**YOUR GOAL**
Gather every line from the entries below that includes "post".

**INFORMATION SHOWN**

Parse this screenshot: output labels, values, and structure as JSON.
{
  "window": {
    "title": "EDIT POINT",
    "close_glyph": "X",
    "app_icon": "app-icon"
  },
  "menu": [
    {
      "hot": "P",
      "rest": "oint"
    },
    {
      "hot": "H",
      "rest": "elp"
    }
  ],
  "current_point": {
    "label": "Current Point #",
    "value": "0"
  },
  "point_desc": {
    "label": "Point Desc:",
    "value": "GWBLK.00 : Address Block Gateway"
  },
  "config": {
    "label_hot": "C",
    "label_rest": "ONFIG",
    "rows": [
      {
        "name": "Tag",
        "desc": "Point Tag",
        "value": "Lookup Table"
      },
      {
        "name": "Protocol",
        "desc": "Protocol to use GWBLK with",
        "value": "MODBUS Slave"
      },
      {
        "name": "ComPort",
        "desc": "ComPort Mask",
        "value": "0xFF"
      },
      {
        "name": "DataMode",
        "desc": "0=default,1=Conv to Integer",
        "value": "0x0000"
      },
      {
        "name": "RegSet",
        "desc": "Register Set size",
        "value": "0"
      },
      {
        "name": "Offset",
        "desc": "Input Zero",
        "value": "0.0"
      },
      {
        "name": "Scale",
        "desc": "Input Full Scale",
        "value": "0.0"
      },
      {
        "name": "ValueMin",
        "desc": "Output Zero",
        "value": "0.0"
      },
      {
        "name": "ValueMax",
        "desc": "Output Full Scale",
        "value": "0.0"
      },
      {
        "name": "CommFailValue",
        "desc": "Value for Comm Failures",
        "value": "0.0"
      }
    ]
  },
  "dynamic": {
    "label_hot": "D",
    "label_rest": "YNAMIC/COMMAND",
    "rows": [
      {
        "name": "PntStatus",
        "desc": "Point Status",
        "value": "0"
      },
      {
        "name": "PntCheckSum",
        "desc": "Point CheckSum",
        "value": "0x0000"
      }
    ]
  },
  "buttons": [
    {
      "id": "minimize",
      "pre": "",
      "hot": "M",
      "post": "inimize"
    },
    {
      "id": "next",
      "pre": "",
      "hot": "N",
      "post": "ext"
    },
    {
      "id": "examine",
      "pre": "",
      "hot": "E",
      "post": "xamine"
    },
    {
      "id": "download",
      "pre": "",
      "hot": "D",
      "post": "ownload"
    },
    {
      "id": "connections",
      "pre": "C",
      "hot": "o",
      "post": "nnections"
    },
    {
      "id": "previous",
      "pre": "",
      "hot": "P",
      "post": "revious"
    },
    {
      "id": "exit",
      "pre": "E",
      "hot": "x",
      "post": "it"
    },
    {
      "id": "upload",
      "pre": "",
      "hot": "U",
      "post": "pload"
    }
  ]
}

**ANSWER BELOW**
      "post": "inimize"
      "post": "ext"
      "post": "xamine"
      "post": "ownload"
      "post": "nnections"
      "post": "revious"
      "post": "it"
      "post": "pload"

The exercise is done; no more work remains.